*SET TASK:* Find every line with the string "data" in it, count them, and reply with that count only.

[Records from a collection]
----

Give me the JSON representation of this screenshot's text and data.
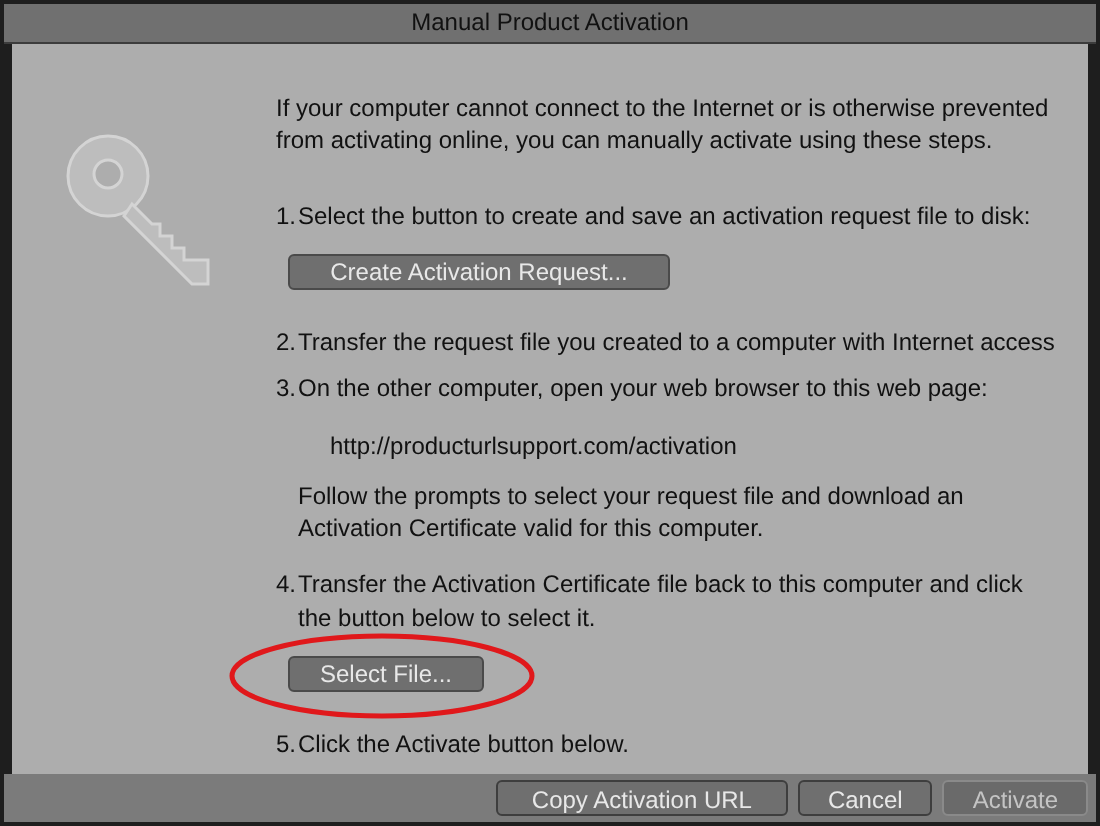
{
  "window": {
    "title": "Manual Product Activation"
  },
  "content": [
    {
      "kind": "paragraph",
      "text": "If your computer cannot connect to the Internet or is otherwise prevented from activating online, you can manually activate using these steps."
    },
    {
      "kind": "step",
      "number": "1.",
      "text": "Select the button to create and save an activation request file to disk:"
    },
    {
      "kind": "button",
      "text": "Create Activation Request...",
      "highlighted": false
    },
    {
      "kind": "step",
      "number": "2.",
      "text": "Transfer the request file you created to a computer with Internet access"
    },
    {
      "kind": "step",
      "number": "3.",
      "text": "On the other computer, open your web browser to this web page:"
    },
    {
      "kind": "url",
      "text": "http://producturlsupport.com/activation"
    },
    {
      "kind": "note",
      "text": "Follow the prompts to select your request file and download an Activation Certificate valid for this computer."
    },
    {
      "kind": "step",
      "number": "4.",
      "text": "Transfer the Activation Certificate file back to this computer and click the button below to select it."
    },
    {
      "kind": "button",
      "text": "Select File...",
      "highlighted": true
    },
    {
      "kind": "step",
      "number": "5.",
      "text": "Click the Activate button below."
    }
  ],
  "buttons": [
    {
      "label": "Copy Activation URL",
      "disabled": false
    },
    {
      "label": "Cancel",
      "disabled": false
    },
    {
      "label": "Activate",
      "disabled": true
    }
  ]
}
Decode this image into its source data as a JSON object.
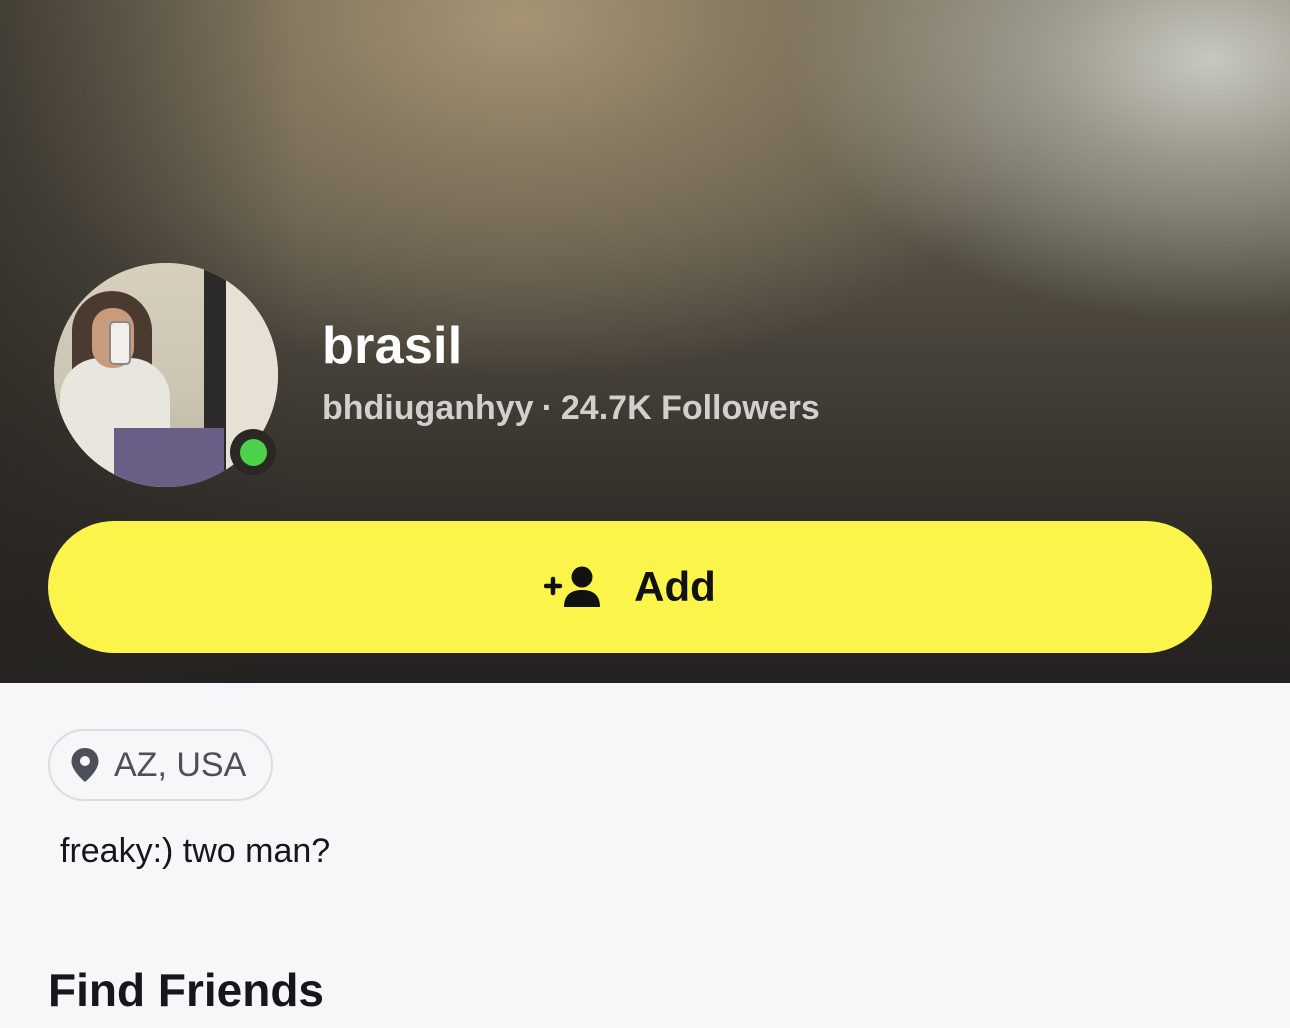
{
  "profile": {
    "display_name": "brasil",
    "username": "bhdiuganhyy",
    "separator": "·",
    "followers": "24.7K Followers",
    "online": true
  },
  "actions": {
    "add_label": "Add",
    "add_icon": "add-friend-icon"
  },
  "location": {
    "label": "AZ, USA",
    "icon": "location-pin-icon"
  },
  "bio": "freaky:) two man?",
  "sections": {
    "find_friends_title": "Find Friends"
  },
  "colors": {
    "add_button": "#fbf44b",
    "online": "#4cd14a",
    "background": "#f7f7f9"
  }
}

----

*TASK SOLUTION:* 2